Reproduce each of the entries below verbatim, omitting the pictures from your reply.
*-*-*
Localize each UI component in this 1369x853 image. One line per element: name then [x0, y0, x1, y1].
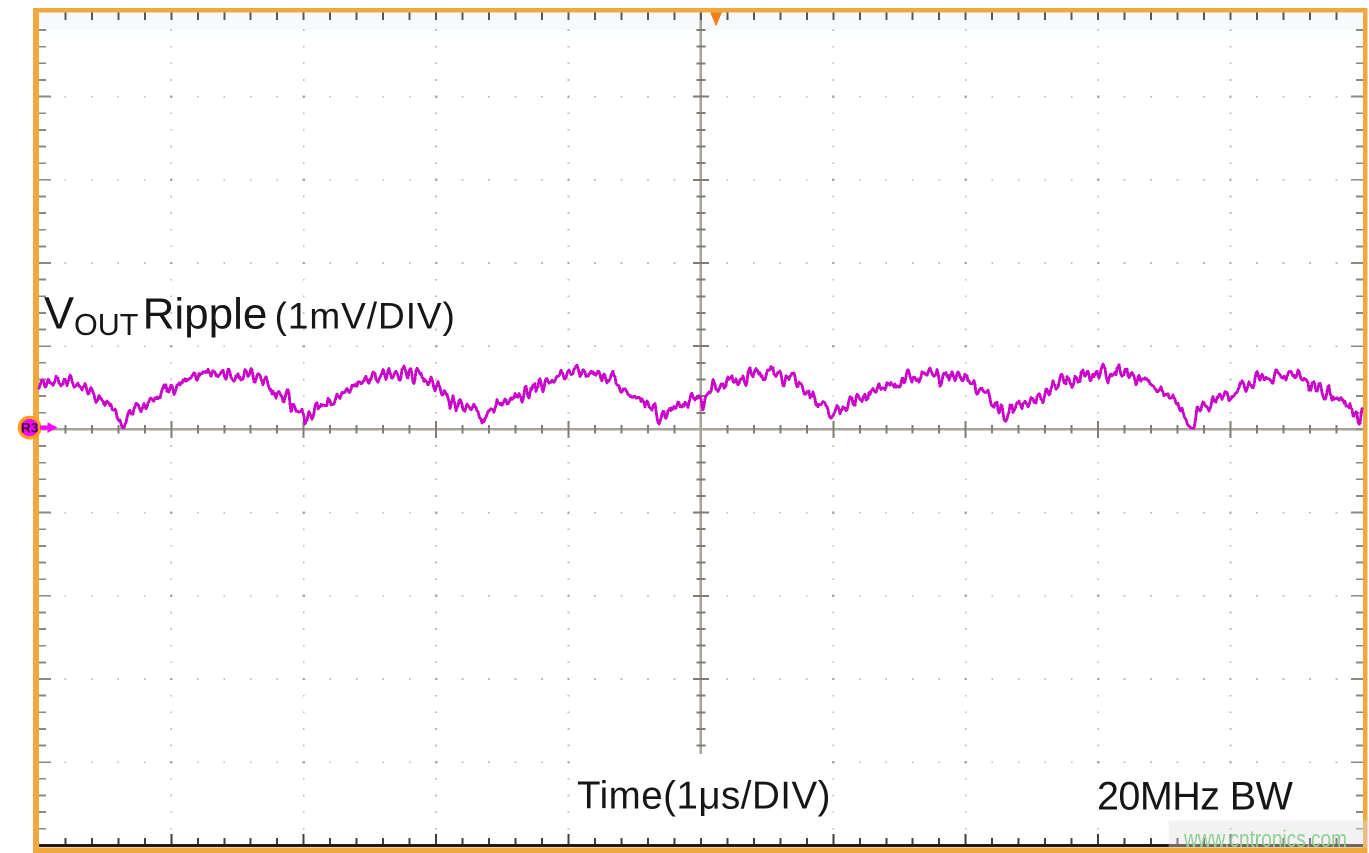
svg-text:www.cntronics.com: www.cntronics.com — [1183, 826, 1347, 853]
svg-text:R3: R3 — [21, 420, 39, 435]
svg-text:Time(1μs/DIV): Time(1μs/DIV) — [577, 774, 831, 817]
svg-text:20MHz BW: 20MHz BW — [1097, 775, 1294, 819]
svg-text:VOUT Ripple (1mV/DIV): VOUT Ripple (1mV/DIV) — [44, 287, 456, 342]
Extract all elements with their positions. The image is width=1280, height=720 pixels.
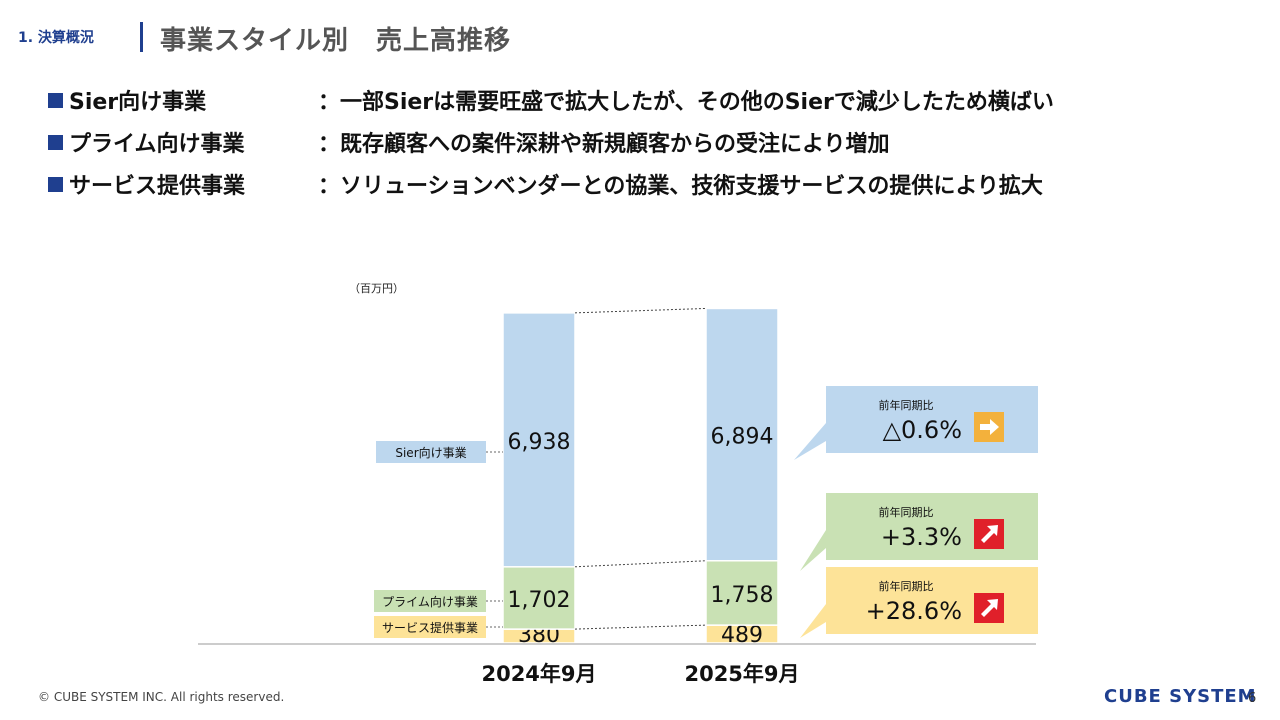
data-label: 6,894 [711, 425, 774, 450]
legend-swatch [376, 441, 486, 463]
unit-label: （百万円） [349, 282, 404, 295]
legend-label: サービス提供事業 [382, 620, 478, 635]
bullet-text: プライム向け事業 [69, 132, 245, 157]
brand-logo: CUBE SYSTEM [1104, 686, 1257, 707]
x-tick-label: 2024年9月 [481, 662, 596, 686]
legend-label: Sier向け事業 [395, 445, 466, 460]
copyright-text: © CUBE SYSTEM INC. All rights reserved. [38, 690, 285, 704]
legend-label: プライム向け事業 [382, 594, 478, 609]
change-value: +3.3% [881, 523, 962, 551]
change-value: +28.6% [866, 597, 962, 625]
connector-line [574, 560, 707, 568]
bullet-desc-sier: ：一部Sierは需要旺盛で拡大したが、その他のSierで減少したため横ばい [318, 90, 1054, 115]
legend-swatch [374, 616, 486, 638]
x-tick-label: 2025年9月 [684, 662, 799, 686]
data-label: 1,702 [508, 588, 571, 613]
bullet-text: Sier向け事業 [69, 90, 207, 115]
bullet-text: サービス提供事業 [69, 174, 246, 199]
bullet-label-service: サービス提供事業 [48, 168, 245, 200]
arrow-glyph [980, 419, 999, 435]
bar-segment [502, 312, 576, 568]
arrow-glyph [981, 599, 998, 617]
bullet-square-icon [48, 135, 63, 150]
page-title: 事業スタイル別 売上高推移 [160, 26, 512, 56]
arrow-glyph [981, 525, 998, 543]
bar-segment [705, 307, 779, 562]
section-label: 1. 決算概況 [18, 30, 94, 46]
bar-segment [705, 560, 779, 626]
bullet-square-icon [48, 93, 63, 108]
bullet-label-sier: Sier向け事業 [48, 84, 206, 116]
change-value: △0.6% [883, 416, 962, 444]
data-label: 1,758 [711, 583, 774, 608]
change-caption: 前年同期比 [879, 579, 934, 593]
connector-line [574, 307, 707, 314]
change-caption: 前年同期比 [879, 398, 934, 412]
legend-swatch [374, 590, 486, 612]
change-caption: 前年同期比 [879, 505, 934, 519]
bullet-desc-service: ：ソリューションベンダーとの協業、技術支援サービスの提供により拡大 [318, 174, 1043, 199]
bullet-square-icon [48, 177, 63, 192]
bullet-desc-prime: ：既存顧客への案件深耕や新規顧客からの受注により増加 [318, 132, 890, 157]
connector-line [574, 624, 707, 630]
page-number: 6 [1248, 691, 1257, 706]
title-separator [140, 22, 143, 52]
bullet-label-prime: プライム向け事業 [48, 126, 245, 158]
data-label: 6,938 [508, 430, 571, 455]
change-callout [800, 493, 1038, 571]
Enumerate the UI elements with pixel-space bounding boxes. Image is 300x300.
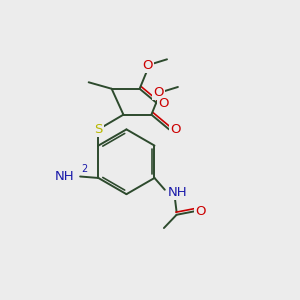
*-*-*
• Answer below
Localize each UI component in this 1369x853 image. One line per element: name then [x0, y0, x1, y1].
svg-text:www.cntronics.com: www.cntronics.com — [1183, 826, 1347, 853]
svg-text:R3: R3 — [21, 420, 39, 435]
svg-text:Time(1μs/DIV): Time(1μs/DIV) — [577, 774, 831, 817]
svg-text:20MHz BW: 20MHz BW — [1097, 775, 1294, 819]
svg-text:VOUT Ripple (1mV/DIV): VOUT Ripple (1mV/DIV) — [44, 287, 456, 342]
Extract all elements with their positions. The image is width=1280, height=720 pixels.
data-label: 6,894 [711, 425, 774, 450]
legend-swatch [376, 441, 486, 463]
unit-label: （百万円） [349, 282, 404, 295]
legend-label: サービス提供事業 [382, 620, 478, 635]
bullet-text: プライム向け事業 [69, 132, 245, 157]
brand-logo: CUBE SYSTEM [1104, 686, 1257, 707]
x-tick-label: 2024年9月 [481, 662, 596, 686]
legend-label: Sier向け事業 [395, 445, 466, 460]
copyright-text: © CUBE SYSTEM INC. All rights reserved. [38, 690, 285, 704]
legend-label: プライム向け事業 [382, 594, 478, 609]
change-value: +3.3% [881, 523, 962, 551]
change-value: +28.6% [866, 597, 962, 625]
connector-line [574, 560, 707, 568]
bullet-desc-sier: ：一部Sierは需要旺盛で拡大したが、その他のSierで減少したため横ばい [318, 90, 1054, 115]
legend-swatch [374, 616, 486, 638]
x-tick-label: 2025年9月 [684, 662, 799, 686]
data-label: 1,702 [508, 588, 571, 613]
bullet-text: Sier向け事業 [69, 90, 207, 115]
bullet-text: サービス提供事業 [69, 174, 246, 199]
bullet-label-service: サービス提供事業 [48, 168, 245, 200]
arrow-glyph [980, 419, 999, 435]
bar-segment [502, 312, 576, 568]
arrow-glyph [981, 599, 998, 617]
bullet-square-icon [48, 135, 63, 150]
page-title: 事業スタイル別 売上高推移 [160, 26, 512, 56]
arrow-glyph [981, 525, 998, 543]
bar-segment [705, 307, 779, 562]
section-label: 1. 決算概況 [18, 30, 94, 46]
bar-segment [705, 560, 779, 626]
bullet-square-icon [48, 93, 63, 108]
bullet-label-sier: Sier向け事業 [48, 84, 206, 116]
change-value: △0.6% [883, 416, 962, 444]
data-label: 1,758 [711, 583, 774, 608]
change-caption: 前年同期比 [879, 579, 934, 593]
connector-line [574, 307, 707, 314]
change-caption: 前年同期比 [879, 398, 934, 412]
legend-swatch [374, 590, 486, 612]
change-caption: 前年同期比 [879, 505, 934, 519]
bullet-desc-service: ：ソリューションベンダーとの協業、技術支援サービスの提供により拡大 [318, 174, 1043, 199]
bullet-square-icon [48, 177, 63, 192]
bullet-desc-prime: ：既存顧客への案件深耕や新規顧客からの受注により増加 [318, 132, 890, 157]
connector-line [574, 624, 707, 630]
page-number: 6 [1248, 691, 1257, 706]
title-separator [140, 22, 143, 52]
bullet-label-prime: プライム向け事業 [48, 126, 245, 158]
data-label: 6,938 [508, 430, 571, 455]
change-callout [800, 493, 1038, 571]
Enumerate the UI elements with pixel-space bounding boxes. Image is 300x300.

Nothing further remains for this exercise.